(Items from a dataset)

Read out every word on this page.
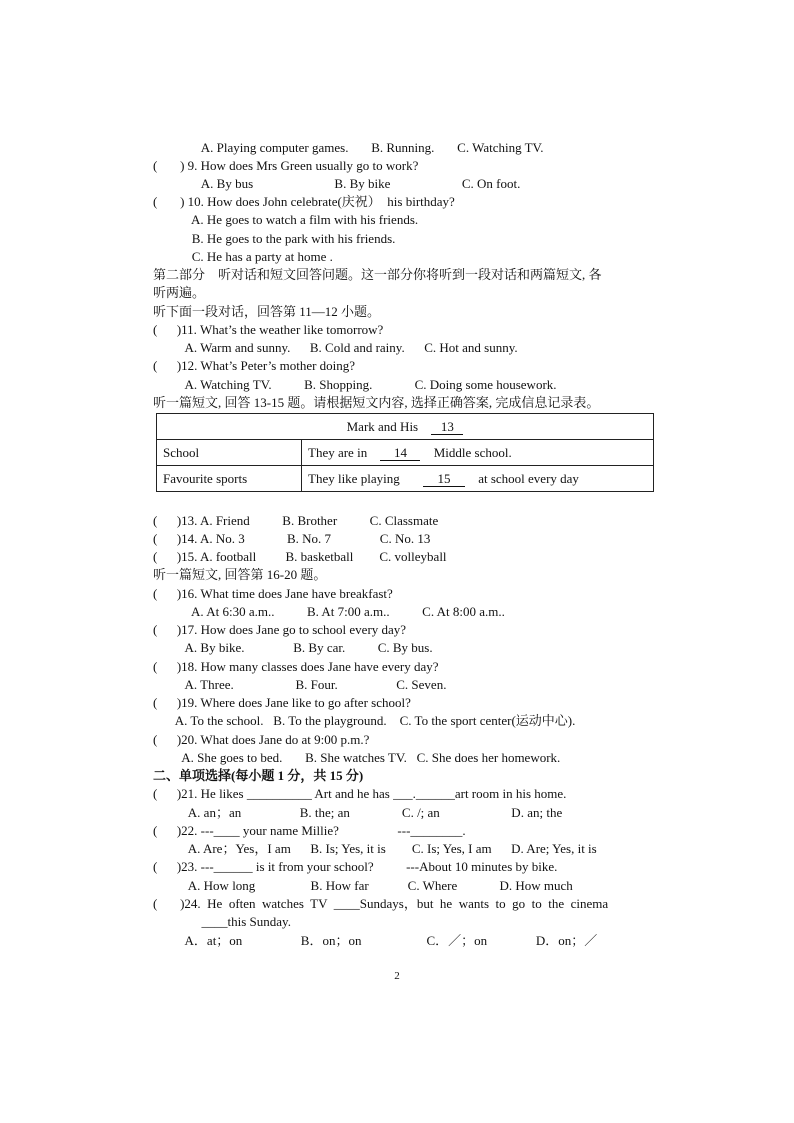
A. Playing computer games.       B. Running.       C. Watching TV.
(       ) 9. How does Mrs Green usually go to work?
A. By bus                         B. By bike                      C. On foot.
(       ) 10. How does John celebrate(庆祝）  his birthday?
A. He goes to watch a film with his friends.
B. He goes to the park with his friends.
C. He has a party at home .
第二部分    听对话和短文回答问题。这一部分你将听到一段对话和两篇短文, 各
听两遍。
听下面一段对话，回答第 11—12 小题。
(      )11. What’s the weather like tomorrow?
A. Warm and sunny.      B. Cold and rainy.      C. Hot and sunny.
(      )12. What’s Peter’s mother doing?
A. Watching TV.          B. Shopping.             C. Doing some housework.
听一篇短文, 回答 13-15 题。请根据短文内容, 选择正确答案, 完成信息记录表。
Mark and His 13	
School	They are in 14 Middle school.
Favourite sports	They like playing 15 at school every day
(      )13. A. Friend          B. Brother          C. Classmate
(      )14. A. No. 3             B. No. 7               C. No. 13
(      )15. A. football         B. basketball        C. volleyball
听一篇短文, 回答第 16-20 题。
(      )16. What time does Jane have breakfast?
A. At 6:30 a.m..          B. At 7:00 a.m..          C. At 8:00 a.m..
(      )17. How does Jane go to school every day?
A. By bike.               B. By car.          C. By bus.
(      )18. How many classes does Jane have every day?
A. Three.                   B. Four.                  C. Seven.
(      )19. Where does Jane like to go after school?
A. To the school.   B. To the playground.    C. To the sport center(运动中心).
(      )20. What does Jane do at 9:00 p.m.?
A. She goes to bed.       B. She watches TV.   C. She does her homework.
二、单项选择(每小题 1 分，共 15 分)
(      )21. He likes __________ Art and he has ___.______art room in his home.
A. an；an                  B. the; an                C. /; an                      D. an; the
(      )22. ---____ your name Millie?                  ---________.
A. Are；Yes，I am      B. Is; Yes, it is        C. Is; Yes, I am      D. Are; Yes, it is
(      )23. ---______ is it from your school?          ---About 10 minutes by bike.
A. How long                 B. How far            C. Where             D. How much
(       )24.  He  often  watches  TV  ____Sundays，but  he  wants  to  go  to  the  cinema
____this Sunday.
A．at；on                  B．on；on                    C．／；on               D．on；／
2
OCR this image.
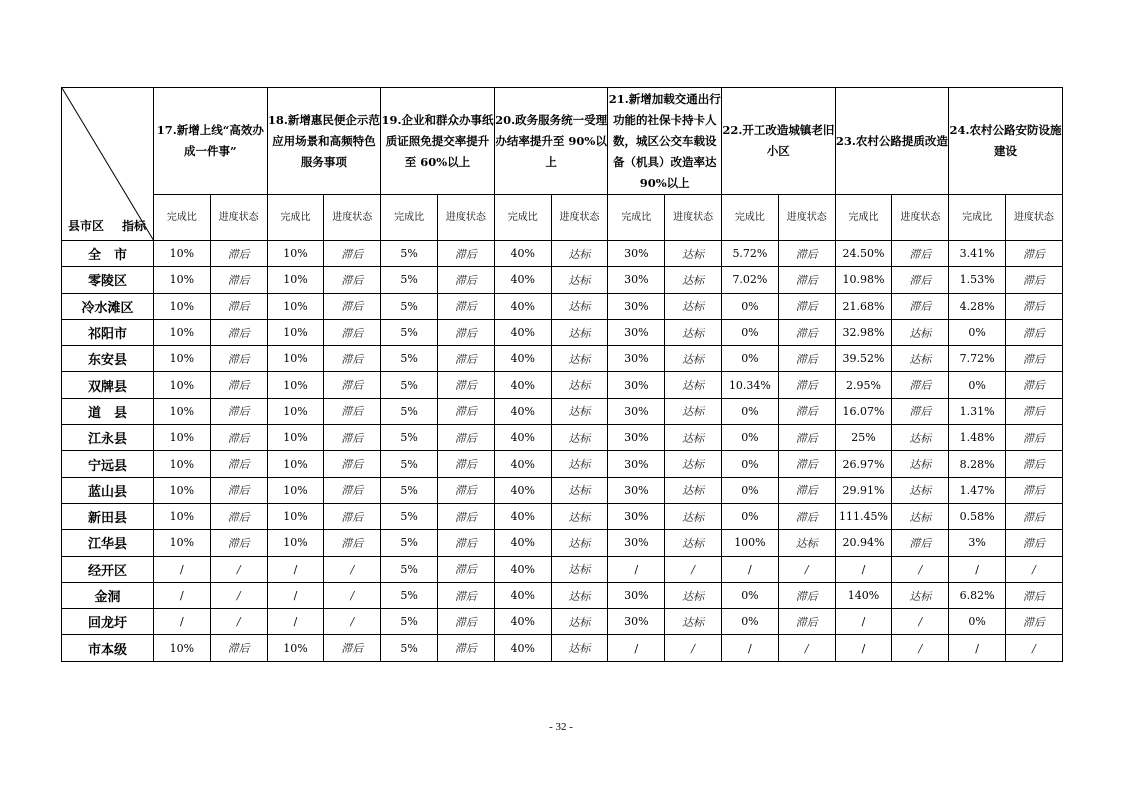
县市区 指标	17.新增上线“高效办成一件事”		18.新增惠民便企示范应用场景和高频特色服务事项		19.企业和群众办事纸质证照免提交率提升至 60%以上		20.政务服务统一受理办结率提升至 90%以上		21.新增加载交通出行功能的社保卡持卡人数，城区公交车载设备（机具）改造率达 90%以上		22.开工改造城镇老旧小区		23.农村公路提质改造		24.农村公路安防设施建设	
	完成比	进度状态	完成比	进度状态	完成比	进度状态	完成比	进度状态	完成比	进度状态	完成比	进度状态	完成比	进度状态	完成比	进度状态
全　市	10%	滞后	10%	滞后	5%	滞后	40%	达标	30%	达标	5.72%	滞后	24.50%	滞后	3.41%	滞后
零陵区	10%	滞后	10%	滞后	5%	滞后	40%	达标	30%	达标	7.02%	滞后	10.98%	滞后	1.53%	滞后
冷水滩区	10%	滞后	10%	滞后	5%	滞后	40%	达标	30%	达标	0%	滞后	21.68%	滞后	4.28%	滞后
祁阳市	10%	滞后	10%	滞后	5%	滞后	40%	达标	30%	达标	0%	滞后	32.98%	达标	0%	滞后
东安县	10%	滞后	10%	滞后	5%	滞后	40%	达标	30%	达标	0%	滞后	39.52%	达标	7.72%	滞后
双牌县	10%	滞后	10%	滞后	5%	滞后	40%	达标	30%	达标	10.34%	滞后	2.95%	滞后	0%	滞后
道　县	10%	滞后	10%	滞后	5%	滞后	40%	达标	30%	达标	0%	滞后	16.07%	滞后	1.31%	滞后
江永县	10%	滞后	10%	滞后	5%	滞后	40%	达标	30%	达标	0%	滞后	25%	达标	1.48%	滞后
宁远县	10%	滞后	10%	滞后	5%	滞后	40%	达标	30%	达标	0%	滞后	26.97%	达标	8.28%	滞后
蓝山县	10%	滞后	10%	滞后	5%	滞后	40%	达标	30%	达标	0%	滞后	29.91%	达标	1.47%	滞后
新田县	10%	滞后	10%	滞后	5%	滞后	40%	达标	30%	达标	0%	滞后	111.45%	达标	0.58%	滞后
江华县	10%	滞后	10%	滞后	5%	滞后	40%	达标	30%	达标	100%	达标	20.94%	滞后	3%	滞后
经开区	/	/	/	/	5%	滞后	40%	达标	/	/	/	/	/	/	/	/
金洞	/	/	/	/	5%	滞后	40%	达标	30%	达标	0%	滞后	140%	达标	6.82%	滞后
回龙圩	/	/	/	/	5%	滞后	40%	达标	30%	达标	0%	滞后	/	/	0%	滞后
市本级	10%	滞后	10%	滞后	5%	滞后	40%	达标	/	/	/	/	/	/	/	/
- 32 -
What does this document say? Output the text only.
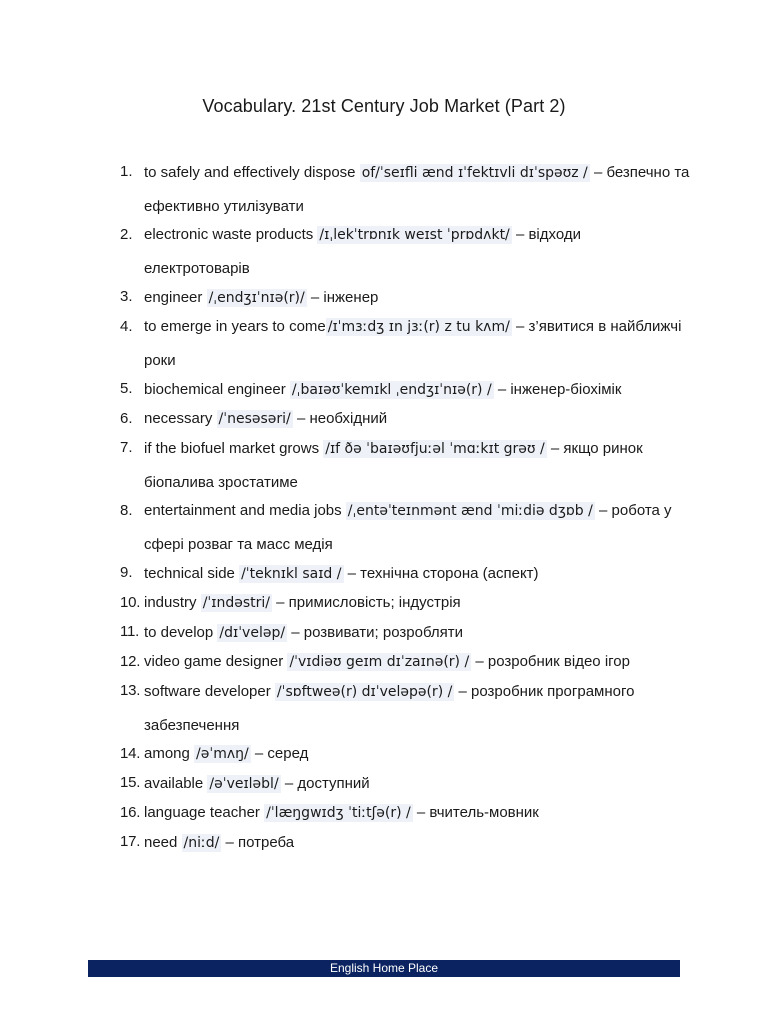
Vocabulary. 21st Century Job Market (Part 2)
1. to safely and effectively dispose of/ˈseɪfli ænd ɪˈfektɪvli dɪˈspəʊz / – безпечно та ефективно утилізувати
2. electronic waste products /ɪˌlekˈtrɒnɪk weɪst ˈprɒdʌkt/ – відходи електротоварів
3. engineer /ˌendʒɪˈnɪə(r)/ – інженер
4. to emerge in years to come /ɪˈmɜːdʒ ɪn jɜː(r) z tu kʌm/ – з’явитися в найближчі роки
5. biochemical engineer /ˌbaɪəʊˈkemɪkl ˌendʒɪˈnɪə(r) / – інженер-біохімік
6. necessary /ˈnesəsəri/ – необхідний
7. if the biofuel market grows /ɪf ðə ˈbaɪəʊfjuːəl ˈmɑːkɪt grəʊ / – якщо ринок біопалива зростатиме
8. entertainment and media jobs /ˌentəˈteɪnmənt ænd ˈmiːdiə dʒɒb / – робота у сфері розваг та масс медія
9. technical side /ˈteknɪkl saɪd / – технічна сторона (аспект)
10. industry /ˈɪndəstri/ – примисловість; індустрія
11. to develop /dɪˈveləp/ – розвивати; розробляти
12. video game designer /ˈvɪdiəʊ geɪm dɪˈzaɪnə(r) / – розробник відео ігор
13. software developer /ˈsɒftweə(r) dɪˈveləpə(r) / – розробник програмного забезпечення
14. among /əˈmʌŋ/ – серед
15. available /əˈveɪləbl/ – доступний
16. language teacher /ˈlæŋgwɪdʒ ˈtiːtʃə(r) / – вчитель-мовник
17. need /niːd/ – потреба
English Home Place
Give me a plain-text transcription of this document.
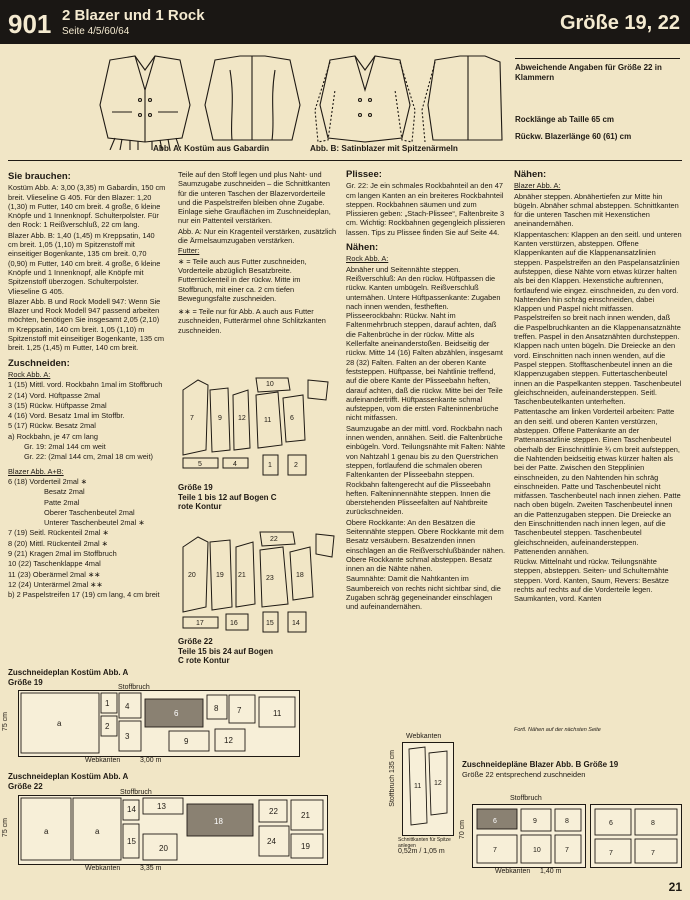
901 2 Blazer und 1 Rock
Seite 4/5/60/64	Größe 19, 22
Abb. A: Kostüm aus Gabardin	Abb. B: Satinblazer mit Spitzenärmeln
Abweichende Angaben für Größe 22 in Klammern
Rocklänge ab Taille 65 cm
Rückw. Blazerlänge 60 (61) cm
Sie brauchen:

Kostüm Abb. A: 3,00 (3,35) m Gabardin, 150 cm breit. Vlieseline G 405. Für den Blazer: 1,20 (1,30) m Futter, 140 cm breit. 4 große, 6 kleine Knöpfe und 1 Innenknopf. Schulterpolster. Für den Rock: 1 Reißverschluß, 22 cm lang.

Blazer Abb. B: 1,40 (1,45) m Kreppsatin, 140 cm breit. 1,05 (1,10) m Spitzenstoff mit einseitiger Bogenkante, 135 cm breit. 0,70 (0,90) m Futter, 140 cm breit. 4 große, 6 kleine Knöpfe und 1 Innenknopf, alle Knöpfe mit Spitzenstoff überzogen. Schulterpolster. Vlieseline G 405.

Blazer Abb. B und Rock Modell 947: Wenn Sie Blazer und Rock Modell 947 passend arbeiten möchten, benötigen Sie insgesamt 2,05 (2,10) m Kreppsatin, 140 cm breit. 1,05 (1,10) m Spitzenstoff mit einseitiger Bogenkante, 135 cm breit. 1,25 (1,45) m Futter, 140 cm breit.

Zuschneiden:

Rock Abb. A:

1 (15) Mittl. vord. Rockbahn 1mal im Stoffbruch

2 (14) Vord. Hüftpasse 2mal

3 (15) Rückw. Hüftpasse 2mal

4 (16) Vord. Besatz 1mal im Stoffbr.

5 (17) Rückw. Besatz 2mal

a) Rockbahn, je 47 cm lang

Gr. 19: 2mal 144 cm weit

Gr. 22: (2mal 144 cm, 2mal 18 cm weit)

Blazer Abb. A+B:

6 (18) Vorderteil 2mal ∗

Besatz 2mal

Patte 2mal

Oberer Taschenbeutel 2mal

Unterer Taschenbeutel 2mal ∗

7 (19) Seitl. Rückenteil 2mal ∗

8 (20) Mittl. Rückenteil 2mal ∗

9 (21) Kragen 2mal im Stoffbruch

10 (22) Taschenklappe 4mal

11 (23) Oberärmel 2mal ∗∗

12 (24) Unterärmel 2mal ∗∗

b) 2 Paspelstreifen 17 (19) cm lang, 4 cm breit

Teile auf den Stoff legen und plus Naht- und Saumzugabe zuschneiden – die Schnittkanten für die unteren Taschen der Blazervorderteile und die Paspelstreifen bleiben ohne Zugabe. Einlage siehe Grauflächen im Zuschneideplan, nur ein Pattenteil verstärken.

Abb. A: Nur ein Kragenteil verstärken, zusätzlich die Ärmelsaumzugaben verstärken.

Futter:

∗ = Teile auch aus Futter zuschneiden, Vorderteile abzüglich Besatzbreite. Futterrückenteil in der rückw. Mitte im Stoffbruch, mit einer ca. 2 cm tiefen Bewegungsfalte zuschneiden.

∗∗ = Teile nur für Abb. A auch aus Futter zuschneiden, Futterärmel ohne Schlitzkanten zuschneiden.

7	9 12
10
11	6
5	4	1	2
Größe 19
Teile 1 bis 12 auf Bogen C rote Kontur
20	19 21
22
23	18
17	16	15	14
Größe 22
Teile 15 bis 24 auf Bogen C rote Kontur
Plissee:

Gr. 22: Je ein schmales Rockbahnteil an den 47 cm langen Kanten an ein breiteres Rockbahnteil steppen. Rockbahnen säumen und zum Plissieren geben: „Stach-Plissee“, Faltenbreite 3 cm. Wichtig: Rockbahnen gegengleich plissieren lassen. Tips zu Plissee finden Sie auf Seite 44.

Nähen:

Rock Abb. A:

Abnäher und Seitennähte steppen. Reißverschluß: An den rückw. Hüftpassen die rückw. Kanten umbügeln. Reißverschluß unternähen. Untere Hüftpassenkante: Zugaben nach innen wenden, festheften. Plisseerockbahn: Rückw. Naht im Faltenmehrbruch steppen, darauf achten, daß die Faltenbrüche in der rückw. Mitte als Kellerfalte aneinanderstoßen. Beidseitig der rückw. Mitte 14 (16) Falten abzählen, insgesamt 28 (32) Falten. Falten an der oberen Kante feststeppen. Hüftpasse, bei Nahtlinie treffend, auf die obere Kante der Plisseebahn heften, darauf achten, daß die rückw. Mitte bei der Teile aufeinandertrifft. Hüftpassenkante schmal aufsteppen, vom die ersten Falteninnenbrüche nicht mitfassen.

Saumzugabe an der mittl. vord. Rockbahn nach innen wenden, annähen. Seitl. die Faltenbrüche einbügeln. Vord. Teilungsnähte mit Falten: Nähte von Nahtzahl 1 genau bis zu den Querstrichen steppen, fortlaufend die schmalen oberen Faltenkanten der Plisseebahn steppen. Rockbahn faltengerecht auf die Plisseebahn heften. Falteninnennähte steppen. Innen die überstehenden Plisseefalten auf Nahtbreite zurückschneiden.

Obere Rockkante: An den Besätzen die Seitennähte steppen. Obere Rockkante mit dem Besatz versäubern. Besatzenden innen einschlagen an die Reißverschlußbänder nähen. Obere Rockkante schmal absteppen. Besatz innen an die Nähte nähen.

Saumnähte: Damit die Nahtkanten im Saumbereich von rechts nicht sichtbar sind, die Zugaben schräg gegeneinander einschlagen und aufeinandernähen.

Nähen:

Blazer Abb. A:

Abnäher steppen. Abnähertiefen zur Mitte hin bügeln. Abnäher schmal absteppen. Schnittkanten für die unteren Taschen mit Hexenstichen aneinandernähen.

Klappentaschen: Klappen an den seitl. und unteren Kanten verstürzen, absteppen. Offene Klappenkanten auf die Klappenansatzlinien steppen. Paspelstreifen an den Paspelansatzlinien aufsteppen, diese Nähte vorn etwas kürzer halten als bei den Klappen. Hexenstiche auftrennen, fortlaufend wie eingez. einschneiden, zu den vord. Nahtenden hin schräg einschneiden, dabei Klappen und Paspel nicht mitfassen. Paspelstreifen so breit nach innen wenden, daß die Paspelbruchkanten an die Klappenansatznähte treffen. Paspel in den Ansatznähten durchsteppen. Klappen nach unten bügeln. Die Dreiecke an den vord. Einschnitten nach innen wenden, auf die Paspel steppen. Stofftaschenbeutel innen an die Klappenzugaben steppen. Futtertaschenbeutel innen an die Paspelkanten steppen. Taschenbeutel gleichschneiden, aufeinandersteppen. Seitl. Taschenbeutelkanten unterheften.

Pattentasche am linken Vorderteil arbeiten: Patte an den seitl. und oberen Kanten verstürzen, absteppen. Offene Pattenkante an der Pattenansatzlinie steppen. Einen Taschenbeutel oberhalb der Einschnittlinie ¾ cm breit aufsteppen, die Nahtenden beidseitig etwas kürzer halten als bei der Patte. Zwischen den Stepplinien einschneiden, zu den Nahtenden hin schräg einschneiden. Patte und Taschenbeutel nicht mitfassen. Taschenbeutel nach innen ziehen. Patte nach oben bügeln. Zweiten Taschenbeutel innen an die Pattenzugaben steppen. Die Dreiecke an den Einschnittenden nach innen legen, auf die Taschenbeutel steppen. Taschenbeutel gleichschneiden, aufeinandersteppen. Pattenenden annähen.

Rückw. Mittelnaht und rückw. Teilungsnähte steppen, absteppen. Seiten- und Schulternähte steppen. Vord. Kanten, Saum, Revers: Besätze rechts auf rechts auf die Vorderteile legen. Saumkanten, vord. Kanten

Fortl. Nähen auf der nächsten Seite
Zuschneideplan Kostüm Abb. A
Größe 19
a
1
2
4
3
6
8 7	11
9	12
Stoffbruch
75 cm
Webkanten	3,00 m
Zuschneideplan Kostüm Abb. A
Größe 22
a	a
14
15
13
20
18
22	21
24
19
Stoffbruch
75 cm
Webkanten	3,35 m
Webkanten
11 12
Stoffbruch 135 cm
Schnittkanten für Spitze anlegen
0,52m / 1,05 m
Zuschneidepläne Blazer Abb. B Größe 19
Größe 22 entsprechend zuschneiden
Stoffbruch
6	9	8
7	10	7
70 cm	6	8
7	7
Webkanten 1,40 m
21
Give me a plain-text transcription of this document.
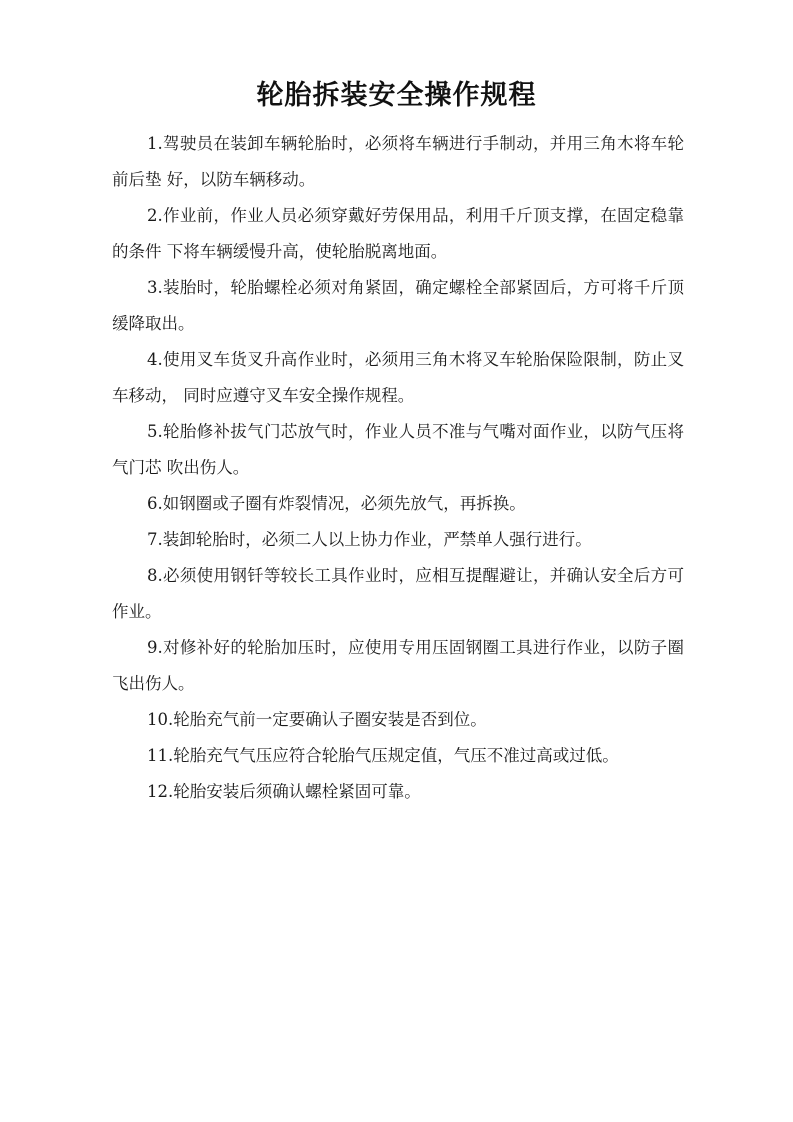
轮胎拆装安全操作规程

1.驾驶员在装卸车辆轮胎时，必须将车辆进行手制动，并用三角木将车轮前后垫 好，以防车辆移动。

2.作业前，作业人员必须穿戴好劳保用品，利用千斤顶支撑，在固定稳靠的条件 下将车辆缓慢升高，使轮胎脱离地面。

3.装胎时，轮胎螺栓必须对角紧固，确定螺栓全部紧固后，方可将千斤顶缓降取出。

4.使用叉车货叉升高作业时，必须用三角木将叉车轮胎保险限制，防止叉车移动， 同时应遵守叉车安全操作规程。

5.轮胎修补拔气门芯放气时，作业人员不准与气嘴对面作业，以防气压将气门芯 吹出伤人。

6.如钢圈或子圈有炸裂情况，必须先放气，再拆换。

7.装卸轮胎时，必须二人以上协力作业，严禁单人强行进行。

8.必须使用钢钎等较长工具作业时，应相互提醒避让，并确认安全后方可作业。

9.对修补好的轮胎加压时，应使用专用压固钢圈工具进行作业，以防子圈飞出伤人。

10.轮胎充气前一定要确认子圈安装是否到位。

11.轮胎充气气压应符合轮胎气压规定值，气压不准过高或过低。

12.轮胎安装后须确认螺栓紧固可靠。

**SHORT PROBLEM**. Count the lines of the listing above that include the word "verstürzen" and state the total with nothing else.

**EXPECTED ANSWER**. 2